===== DATA FOR THIS EXERCISE =====

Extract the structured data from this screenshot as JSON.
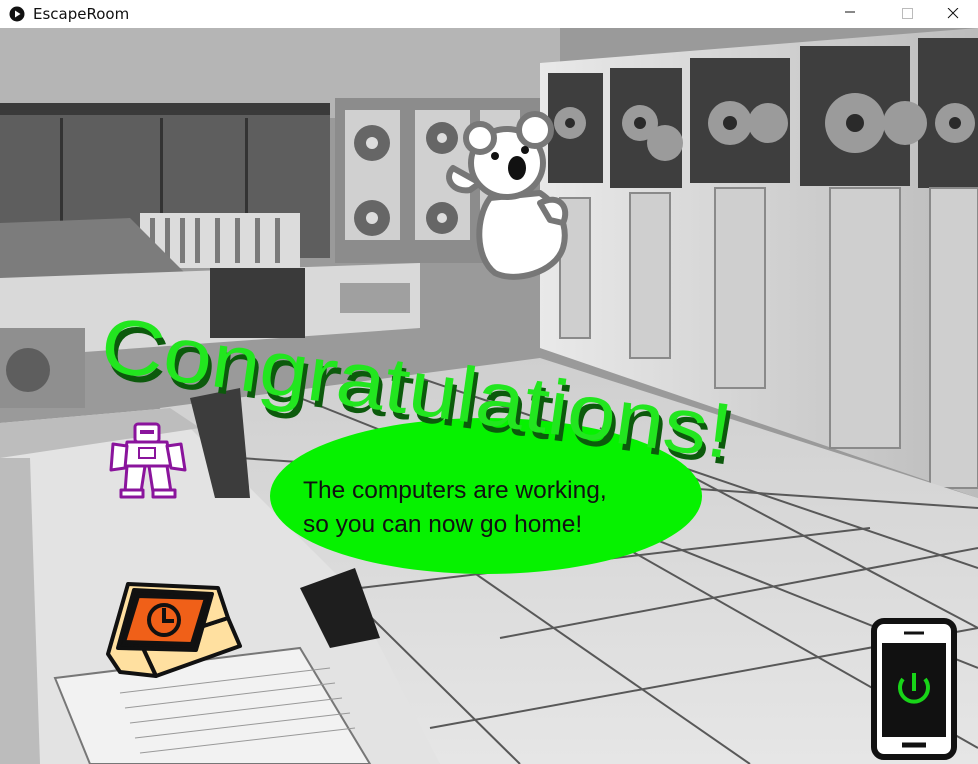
{
  "window": {
    "title": "EscapeRoom",
    "icon": "play-icon",
    "controls": [
      "minimize-icon",
      "maximize-icon",
      "close-icon"
    ]
  },
  "scene": {
    "background": "computer-room-photo",
    "heading": "Congratulations!",
    "message": {
      "line1": "The computers are working,",
      "line2": "so you can now go home!"
    },
    "items": {
      "koala": "koala-icon",
      "robot": "robot-icon",
      "book": "book-icon",
      "phone": "phone-power-icon"
    }
  },
  "colors": {
    "heading_green": "#22e61f",
    "bubble_green": "#06f200",
    "robot_purple": "#8a149c",
    "book_orange": "#f06018",
    "book_cream": "#ffe0a0",
    "phone_screen": "#111111",
    "power_green": "#18d418"
  }
}
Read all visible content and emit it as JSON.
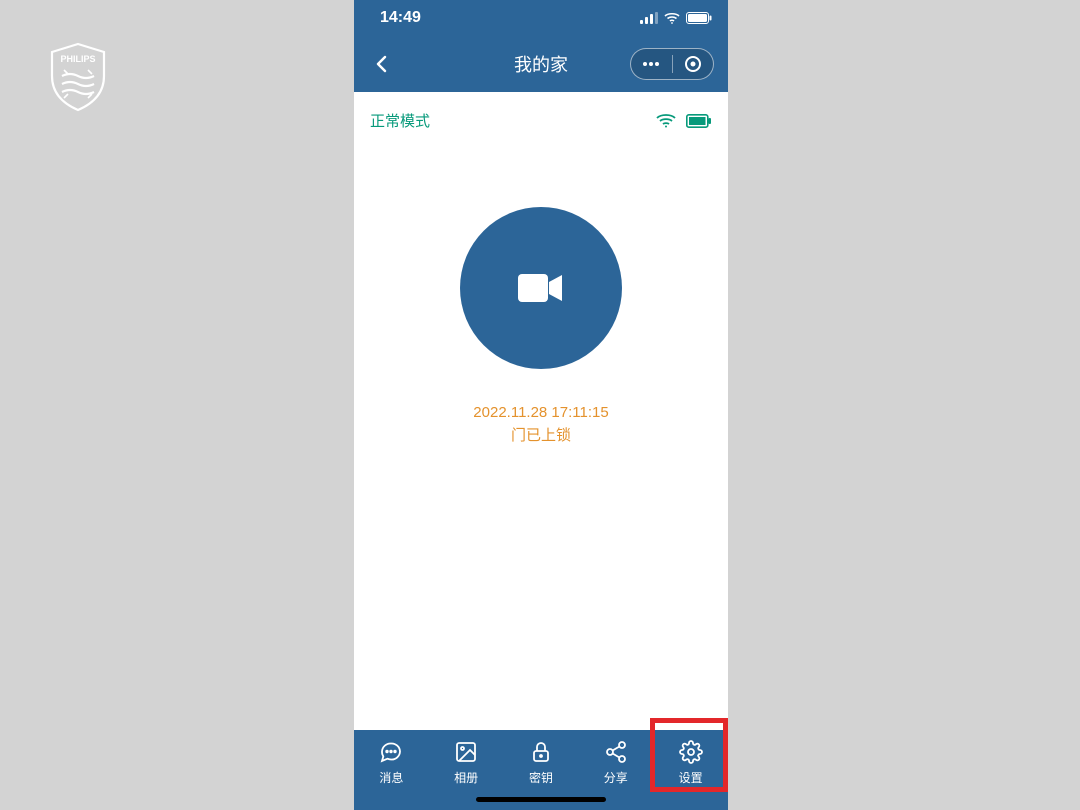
{
  "status": {
    "time": "14:49"
  },
  "nav": {
    "title": "我的家"
  },
  "content": {
    "mode": "正常模式",
    "timestamp": "2022.11.28 17:11:15",
    "lock_status": "门已上锁"
  },
  "tabs": {
    "t0": "消息",
    "t1": "相册",
    "t2": "密钥",
    "t3": "分享",
    "t4": "设置"
  }
}
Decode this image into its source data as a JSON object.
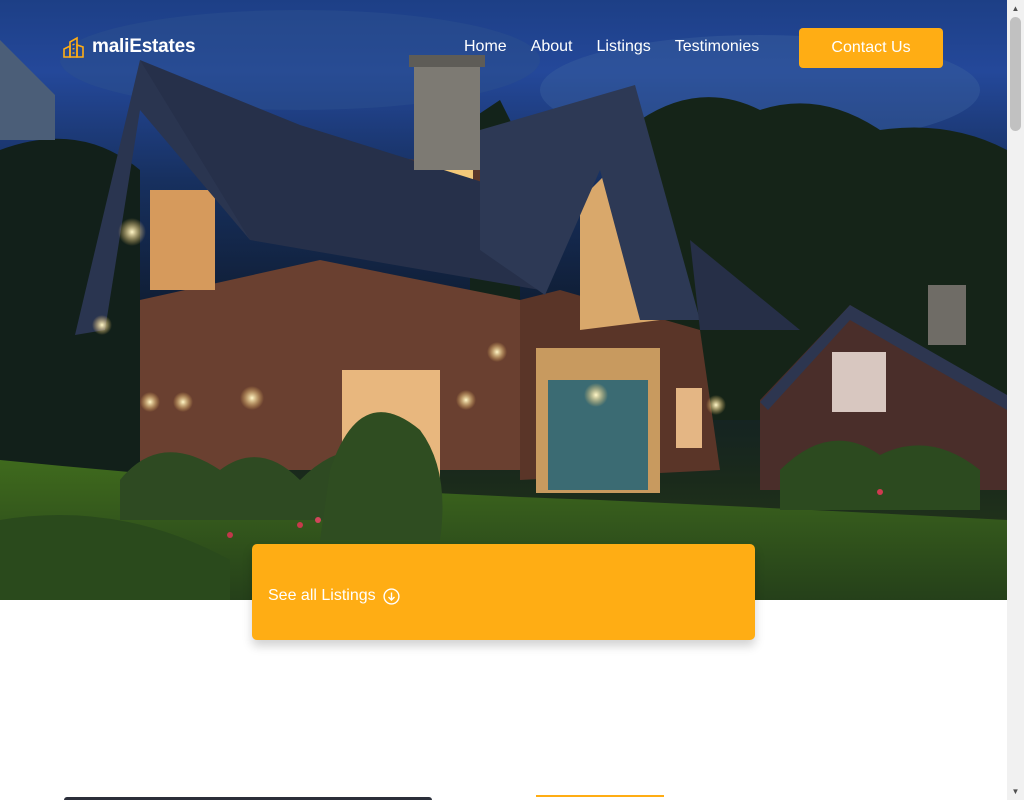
{
  "brand": {
    "name": "maliEstates",
    "icon": "building-icon",
    "accent": "#ffad14"
  },
  "nav": {
    "items": [
      {
        "label": "Home"
      },
      {
        "label": "About"
      },
      {
        "label": "Listings"
      },
      {
        "label": "Testimonies"
      }
    ],
    "cta_label": "Contact Us"
  },
  "hero": {
    "image": "house-at-dusk-photo",
    "cta_label": "See all Listings",
    "cta_icon": "arrow-down-circle-icon"
  }
}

=====

The records above must be echoed exactly, minus their pictures.

Extract the structured data from this screenshot as JSON.
{
  "window": {
    "title": "EscapeRoom",
    "icon": "play-icon",
    "controls": [
      "minimize-icon",
      "maximize-icon",
      "close-icon"
    ]
  },
  "scene": {
    "background": "computer-room-photo",
    "heading": "Congratulations!",
    "message": {
      "line1": "The computers are working,",
      "line2": "so you can now go home!"
    },
    "items": {
      "koala": "koala-icon",
      "robot": "robot-icon",
      "book": "book-icon",
      "phone": "phone-power-icon"
    }
  },
  "colors": {
    "heading_green": "#22e61f",
    "bubble_green": "#06f200",
    "robot_purple": "#8a149c",
    "book_orange": "#f06018",
    "book_cream": "#ffe0a0",
    "phone_screen": "#111111",
    "power_green": "#18d418"
  }
}
Read all visible content and emit it as JSON.
{
  "status": {
    "time": "14:49"
  },
  "nav": {
    "title": "我的家"
  },
  "content": {
    "mode": "正常模式",
    "timestamp": "2022.11.28 17:11:15",
    "lock_status": "门已上锁"
  },
  "tabs": {
    "t0": "消息",
    "t1": "相册",
    "t2": "密钥",
    "t3": "分享",
    "t4": "设置"
  }
}
Decode this image into its source data as a JSON object.
{
  "brand": {
    "name": "maliEstates",
    "icon": "building-icon",
    "accent": "#ffad14"
  },
  "nav": {
    "items": [
      {
        "label": "Home"
      },
      {
        "label": "About"
      },
      {
        "label": "Listings"
      },
      {
        "label": "Testimonies"
      }
    ],
    "cta_label": "Contact Us"
  },
  "hero": {
    "image": "house-at-dusk-photo",
    "cta_label": "See all Listings",
    "cta_icon": "arrow-down-circle-icon"
  }
}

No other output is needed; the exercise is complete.